Select the lines below containing the word "title".

• • • • • • •

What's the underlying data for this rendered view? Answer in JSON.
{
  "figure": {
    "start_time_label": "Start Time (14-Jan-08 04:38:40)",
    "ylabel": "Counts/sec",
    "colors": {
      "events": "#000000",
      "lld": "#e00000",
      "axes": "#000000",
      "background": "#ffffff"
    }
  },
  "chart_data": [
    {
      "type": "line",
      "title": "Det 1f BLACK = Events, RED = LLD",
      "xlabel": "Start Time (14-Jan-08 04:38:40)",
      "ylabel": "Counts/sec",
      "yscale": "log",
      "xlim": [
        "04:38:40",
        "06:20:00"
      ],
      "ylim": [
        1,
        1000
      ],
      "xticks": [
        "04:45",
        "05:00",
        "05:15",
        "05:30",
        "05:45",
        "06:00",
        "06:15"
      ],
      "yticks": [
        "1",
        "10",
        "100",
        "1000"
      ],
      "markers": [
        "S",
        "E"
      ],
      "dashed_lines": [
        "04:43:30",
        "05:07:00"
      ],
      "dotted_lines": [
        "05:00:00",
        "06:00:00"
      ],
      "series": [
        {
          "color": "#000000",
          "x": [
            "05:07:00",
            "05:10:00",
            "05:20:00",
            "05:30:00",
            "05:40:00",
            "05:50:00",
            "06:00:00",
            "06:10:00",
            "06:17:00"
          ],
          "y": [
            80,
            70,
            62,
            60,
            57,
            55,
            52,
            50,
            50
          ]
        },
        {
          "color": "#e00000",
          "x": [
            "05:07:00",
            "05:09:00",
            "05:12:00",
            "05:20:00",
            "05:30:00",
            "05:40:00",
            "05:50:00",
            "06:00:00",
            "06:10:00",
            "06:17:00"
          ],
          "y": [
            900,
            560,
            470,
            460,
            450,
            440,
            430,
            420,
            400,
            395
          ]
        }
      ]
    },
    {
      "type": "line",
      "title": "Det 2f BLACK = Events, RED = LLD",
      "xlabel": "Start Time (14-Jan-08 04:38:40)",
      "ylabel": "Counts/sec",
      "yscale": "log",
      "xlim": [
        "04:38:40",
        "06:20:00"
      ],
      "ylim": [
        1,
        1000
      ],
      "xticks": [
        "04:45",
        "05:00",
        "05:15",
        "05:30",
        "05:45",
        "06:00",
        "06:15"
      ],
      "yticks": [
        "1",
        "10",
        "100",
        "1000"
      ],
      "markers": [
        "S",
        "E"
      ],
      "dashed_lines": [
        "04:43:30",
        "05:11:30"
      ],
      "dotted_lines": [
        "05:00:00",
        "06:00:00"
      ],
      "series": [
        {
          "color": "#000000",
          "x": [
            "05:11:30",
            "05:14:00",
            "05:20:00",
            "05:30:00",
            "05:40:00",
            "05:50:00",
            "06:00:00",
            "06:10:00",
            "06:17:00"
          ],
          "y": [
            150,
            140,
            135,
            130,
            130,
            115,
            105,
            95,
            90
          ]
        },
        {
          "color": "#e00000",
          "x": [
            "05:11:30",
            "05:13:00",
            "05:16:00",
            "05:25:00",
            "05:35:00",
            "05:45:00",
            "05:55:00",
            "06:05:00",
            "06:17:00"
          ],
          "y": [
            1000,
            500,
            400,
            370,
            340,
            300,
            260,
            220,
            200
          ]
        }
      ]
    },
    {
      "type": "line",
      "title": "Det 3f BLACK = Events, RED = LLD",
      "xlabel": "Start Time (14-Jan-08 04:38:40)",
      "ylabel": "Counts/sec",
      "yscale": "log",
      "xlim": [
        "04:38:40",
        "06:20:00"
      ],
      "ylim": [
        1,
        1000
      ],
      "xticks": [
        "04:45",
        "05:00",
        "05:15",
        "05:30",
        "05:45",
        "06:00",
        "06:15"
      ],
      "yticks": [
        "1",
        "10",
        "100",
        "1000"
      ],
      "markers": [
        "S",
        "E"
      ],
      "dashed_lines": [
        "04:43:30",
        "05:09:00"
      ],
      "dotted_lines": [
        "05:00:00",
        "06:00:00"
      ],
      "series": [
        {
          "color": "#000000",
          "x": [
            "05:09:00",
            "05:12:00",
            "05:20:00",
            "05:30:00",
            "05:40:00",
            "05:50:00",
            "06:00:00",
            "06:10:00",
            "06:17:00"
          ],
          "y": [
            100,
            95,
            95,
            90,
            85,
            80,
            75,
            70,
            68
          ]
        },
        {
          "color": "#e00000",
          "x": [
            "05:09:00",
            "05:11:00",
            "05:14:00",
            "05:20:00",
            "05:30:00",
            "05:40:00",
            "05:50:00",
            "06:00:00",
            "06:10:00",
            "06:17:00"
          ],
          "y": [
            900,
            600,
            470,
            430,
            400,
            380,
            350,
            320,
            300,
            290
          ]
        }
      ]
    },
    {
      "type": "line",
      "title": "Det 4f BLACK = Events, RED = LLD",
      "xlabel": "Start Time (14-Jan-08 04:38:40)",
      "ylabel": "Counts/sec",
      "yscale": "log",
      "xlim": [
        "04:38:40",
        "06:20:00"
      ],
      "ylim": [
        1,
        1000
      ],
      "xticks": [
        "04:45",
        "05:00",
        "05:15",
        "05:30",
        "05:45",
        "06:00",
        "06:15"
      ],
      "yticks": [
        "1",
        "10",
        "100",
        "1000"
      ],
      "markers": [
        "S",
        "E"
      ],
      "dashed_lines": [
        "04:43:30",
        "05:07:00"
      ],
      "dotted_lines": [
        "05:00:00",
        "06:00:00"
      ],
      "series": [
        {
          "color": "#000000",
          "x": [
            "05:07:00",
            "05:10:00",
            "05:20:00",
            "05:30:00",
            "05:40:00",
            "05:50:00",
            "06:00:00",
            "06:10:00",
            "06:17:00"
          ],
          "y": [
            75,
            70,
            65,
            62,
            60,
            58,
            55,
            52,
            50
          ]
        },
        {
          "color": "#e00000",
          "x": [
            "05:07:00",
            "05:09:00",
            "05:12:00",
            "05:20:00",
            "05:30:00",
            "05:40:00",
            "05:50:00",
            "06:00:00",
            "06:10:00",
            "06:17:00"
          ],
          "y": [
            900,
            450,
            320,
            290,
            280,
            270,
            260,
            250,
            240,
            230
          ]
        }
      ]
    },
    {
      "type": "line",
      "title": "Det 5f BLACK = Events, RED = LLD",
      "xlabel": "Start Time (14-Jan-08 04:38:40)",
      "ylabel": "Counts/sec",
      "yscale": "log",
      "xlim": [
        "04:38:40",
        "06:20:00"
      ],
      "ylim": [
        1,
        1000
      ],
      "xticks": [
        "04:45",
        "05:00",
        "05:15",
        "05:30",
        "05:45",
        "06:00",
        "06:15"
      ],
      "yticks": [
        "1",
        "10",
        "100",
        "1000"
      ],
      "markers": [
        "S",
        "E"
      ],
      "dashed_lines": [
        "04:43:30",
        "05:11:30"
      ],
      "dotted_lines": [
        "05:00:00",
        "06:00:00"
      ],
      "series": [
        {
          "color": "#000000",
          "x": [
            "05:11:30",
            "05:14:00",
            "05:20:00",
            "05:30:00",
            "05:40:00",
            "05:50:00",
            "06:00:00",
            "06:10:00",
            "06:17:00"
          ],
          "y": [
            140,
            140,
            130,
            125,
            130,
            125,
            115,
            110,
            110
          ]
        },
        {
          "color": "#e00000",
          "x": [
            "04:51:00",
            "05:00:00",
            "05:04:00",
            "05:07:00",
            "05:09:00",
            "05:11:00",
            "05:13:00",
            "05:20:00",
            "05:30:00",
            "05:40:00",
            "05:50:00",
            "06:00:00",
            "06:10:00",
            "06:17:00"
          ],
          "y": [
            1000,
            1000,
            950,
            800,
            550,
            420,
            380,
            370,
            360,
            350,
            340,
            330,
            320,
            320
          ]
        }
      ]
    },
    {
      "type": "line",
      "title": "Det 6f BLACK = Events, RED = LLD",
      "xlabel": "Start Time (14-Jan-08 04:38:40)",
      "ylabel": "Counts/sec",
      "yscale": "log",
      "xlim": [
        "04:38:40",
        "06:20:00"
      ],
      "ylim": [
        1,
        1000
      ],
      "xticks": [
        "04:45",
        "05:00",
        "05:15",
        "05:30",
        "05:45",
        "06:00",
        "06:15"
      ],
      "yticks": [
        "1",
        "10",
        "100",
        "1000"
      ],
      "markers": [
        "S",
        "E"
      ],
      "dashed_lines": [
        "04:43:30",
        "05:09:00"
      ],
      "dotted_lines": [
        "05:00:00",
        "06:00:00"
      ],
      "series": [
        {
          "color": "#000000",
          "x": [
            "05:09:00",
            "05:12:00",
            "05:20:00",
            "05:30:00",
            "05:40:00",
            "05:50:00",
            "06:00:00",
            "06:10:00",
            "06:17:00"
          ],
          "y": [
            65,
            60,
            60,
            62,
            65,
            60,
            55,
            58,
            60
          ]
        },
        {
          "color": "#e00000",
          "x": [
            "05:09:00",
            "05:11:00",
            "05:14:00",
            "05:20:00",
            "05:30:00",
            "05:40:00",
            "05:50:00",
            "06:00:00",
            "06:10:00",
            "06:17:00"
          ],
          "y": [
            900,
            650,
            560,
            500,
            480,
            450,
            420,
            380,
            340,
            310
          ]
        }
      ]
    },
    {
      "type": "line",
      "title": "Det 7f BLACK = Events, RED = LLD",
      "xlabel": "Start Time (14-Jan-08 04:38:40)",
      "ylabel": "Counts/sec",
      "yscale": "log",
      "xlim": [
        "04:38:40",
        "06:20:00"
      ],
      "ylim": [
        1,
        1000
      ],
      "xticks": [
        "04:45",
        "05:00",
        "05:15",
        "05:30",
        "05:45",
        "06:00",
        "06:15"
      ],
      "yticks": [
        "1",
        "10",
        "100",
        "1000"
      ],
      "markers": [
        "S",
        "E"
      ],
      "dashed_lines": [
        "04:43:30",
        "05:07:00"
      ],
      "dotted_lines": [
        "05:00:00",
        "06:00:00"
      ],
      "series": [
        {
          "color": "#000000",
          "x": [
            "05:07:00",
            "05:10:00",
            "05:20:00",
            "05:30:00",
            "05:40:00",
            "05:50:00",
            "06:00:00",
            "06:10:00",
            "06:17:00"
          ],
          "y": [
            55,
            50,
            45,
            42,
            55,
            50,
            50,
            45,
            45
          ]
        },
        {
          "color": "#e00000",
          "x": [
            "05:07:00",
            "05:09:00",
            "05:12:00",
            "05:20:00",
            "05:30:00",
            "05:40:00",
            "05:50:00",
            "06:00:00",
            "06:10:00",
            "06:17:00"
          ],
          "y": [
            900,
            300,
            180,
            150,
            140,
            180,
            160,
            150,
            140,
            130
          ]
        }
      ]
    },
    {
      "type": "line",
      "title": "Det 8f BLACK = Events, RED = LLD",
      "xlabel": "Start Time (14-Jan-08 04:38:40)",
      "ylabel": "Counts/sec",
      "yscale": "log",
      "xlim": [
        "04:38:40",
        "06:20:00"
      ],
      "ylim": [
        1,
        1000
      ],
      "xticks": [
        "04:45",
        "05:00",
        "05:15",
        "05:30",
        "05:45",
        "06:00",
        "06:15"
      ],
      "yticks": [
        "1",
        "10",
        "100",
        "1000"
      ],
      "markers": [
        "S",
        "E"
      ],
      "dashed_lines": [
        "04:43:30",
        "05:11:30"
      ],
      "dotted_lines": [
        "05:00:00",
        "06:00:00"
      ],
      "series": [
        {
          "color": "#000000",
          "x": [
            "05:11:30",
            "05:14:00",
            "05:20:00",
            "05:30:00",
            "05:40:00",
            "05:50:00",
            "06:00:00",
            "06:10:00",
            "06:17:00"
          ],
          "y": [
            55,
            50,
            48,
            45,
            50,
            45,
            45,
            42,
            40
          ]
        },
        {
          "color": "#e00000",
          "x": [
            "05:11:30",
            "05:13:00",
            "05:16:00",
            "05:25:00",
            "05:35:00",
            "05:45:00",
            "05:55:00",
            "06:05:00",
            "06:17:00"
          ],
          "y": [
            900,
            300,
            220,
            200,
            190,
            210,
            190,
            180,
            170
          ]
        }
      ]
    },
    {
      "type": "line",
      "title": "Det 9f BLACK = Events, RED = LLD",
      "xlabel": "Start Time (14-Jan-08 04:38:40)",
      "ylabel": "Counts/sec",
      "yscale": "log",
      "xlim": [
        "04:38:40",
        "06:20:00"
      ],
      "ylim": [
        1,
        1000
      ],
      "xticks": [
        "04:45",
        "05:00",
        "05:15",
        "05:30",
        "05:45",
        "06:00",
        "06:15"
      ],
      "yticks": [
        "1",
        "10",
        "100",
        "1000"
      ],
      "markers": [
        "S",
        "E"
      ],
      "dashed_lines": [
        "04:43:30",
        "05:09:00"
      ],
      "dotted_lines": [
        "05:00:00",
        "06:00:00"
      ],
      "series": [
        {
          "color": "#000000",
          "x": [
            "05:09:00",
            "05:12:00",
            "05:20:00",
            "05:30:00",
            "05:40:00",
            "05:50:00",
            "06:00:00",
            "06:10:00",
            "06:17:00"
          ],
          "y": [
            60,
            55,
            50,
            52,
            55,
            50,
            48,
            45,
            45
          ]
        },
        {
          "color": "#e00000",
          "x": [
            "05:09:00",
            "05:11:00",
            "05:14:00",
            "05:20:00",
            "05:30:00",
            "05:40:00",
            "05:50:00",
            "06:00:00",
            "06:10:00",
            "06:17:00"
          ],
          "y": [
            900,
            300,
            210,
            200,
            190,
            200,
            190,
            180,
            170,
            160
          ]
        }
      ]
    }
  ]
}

• • • • • • •

**Correct output:**
      "title": "Det 1f BLACK = Events, RED = LLD",
      "title": "Det 2f BLACK = Events, RED = LLD",
      "title": "Det 3f BLACK = Events, RED = LLD",
      "title": "Det 4f BLACK = Events, RED = LLD",
      "title": "Det 5f BLACK = Events, RED = LLD",
      "title": "Det 6f BLACK = Events, RED = LLD",
      "title": "Det 7f BLACK = Events, RED = LLD",
      "title": "Det 8f BLACK = Events, RED = LLD",
      "title": "Det 9f BLACK = Events, RED = LLD",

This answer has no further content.